- [Recorded data]
________________________________________

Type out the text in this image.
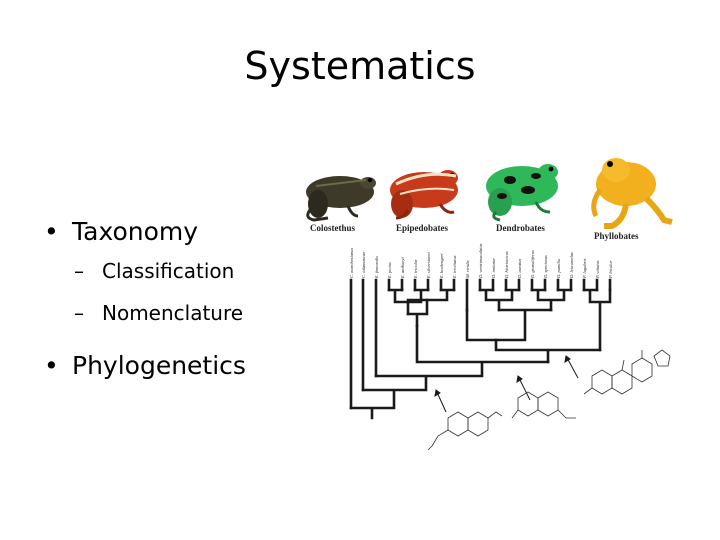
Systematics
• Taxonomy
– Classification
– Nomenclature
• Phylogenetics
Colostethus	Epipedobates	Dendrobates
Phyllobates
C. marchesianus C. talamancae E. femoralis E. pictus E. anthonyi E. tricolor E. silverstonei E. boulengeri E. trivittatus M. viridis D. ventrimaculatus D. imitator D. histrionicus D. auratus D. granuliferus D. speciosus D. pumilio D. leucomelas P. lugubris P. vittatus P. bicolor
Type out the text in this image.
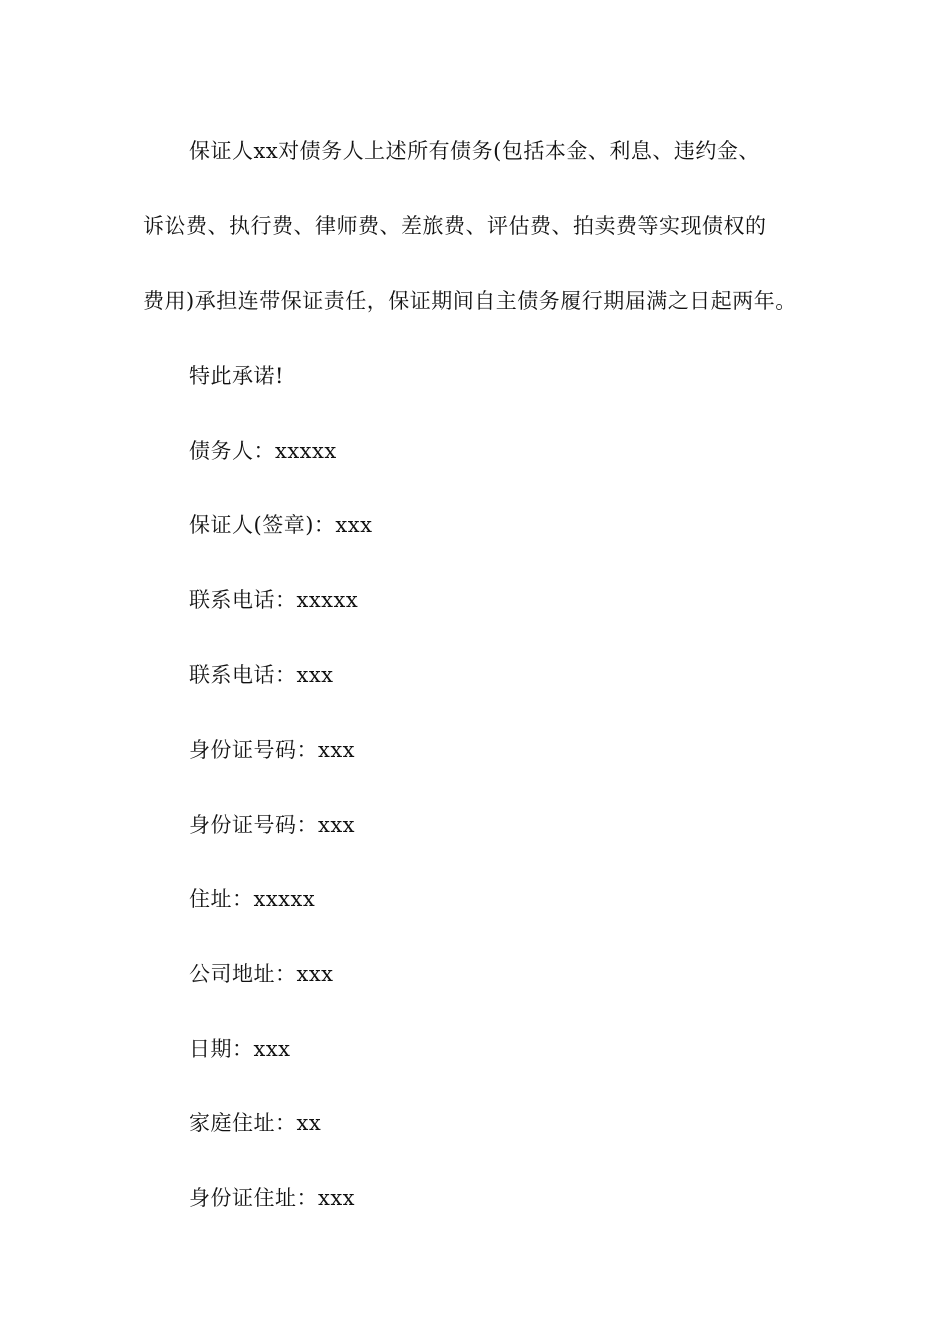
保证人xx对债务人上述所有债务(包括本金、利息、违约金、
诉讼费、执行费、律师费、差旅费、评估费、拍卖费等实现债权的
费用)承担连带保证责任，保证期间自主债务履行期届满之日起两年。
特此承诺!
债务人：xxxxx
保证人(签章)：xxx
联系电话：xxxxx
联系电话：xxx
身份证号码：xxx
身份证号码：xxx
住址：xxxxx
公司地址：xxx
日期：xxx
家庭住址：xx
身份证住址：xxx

________________________________________

- [Written exercise]
Copy out each line exactly, without the pictures.

- [Written answer]
Type out the text in this image.
Systematics
• Taxonomy
– Classification
– Nomenclature
• Phylogenetics
Colostethus	Epipedobates	Dendrobates
Phyllobates
C. marchesianus C. talamancae E. femoralis E. pictus E. anthonyi E. tricolor E. silverstonei E. boulengeri E. trivittatus M. viridis D. ventrimaculatus D. imitator D. histrionicus D. auratus D. granuliferus D. speciosus D. pumilio D. leucomelas P. lugubris P. vittatus P. bicolor
Type out the text in this image.
保证人xx对债务人上述所有债务(包括本金、利息、违约金、
诉讼费、执行费、律师费、差旅费、评估费、拍卖费等实现债权的
费用)承担连带保证责任，保证期间自主债务履行期届满之日起两年。
特此承诺!
债务人：xxxxx
保证人(签章)：xxx
联系电话：xxxxx
联系电话：xxx
身份证号码：xxx
身份证号码：xxx
住址：xxxxx
公司地址：xxx
日期：xxx
家庭住址：xx
身份证住址：xxx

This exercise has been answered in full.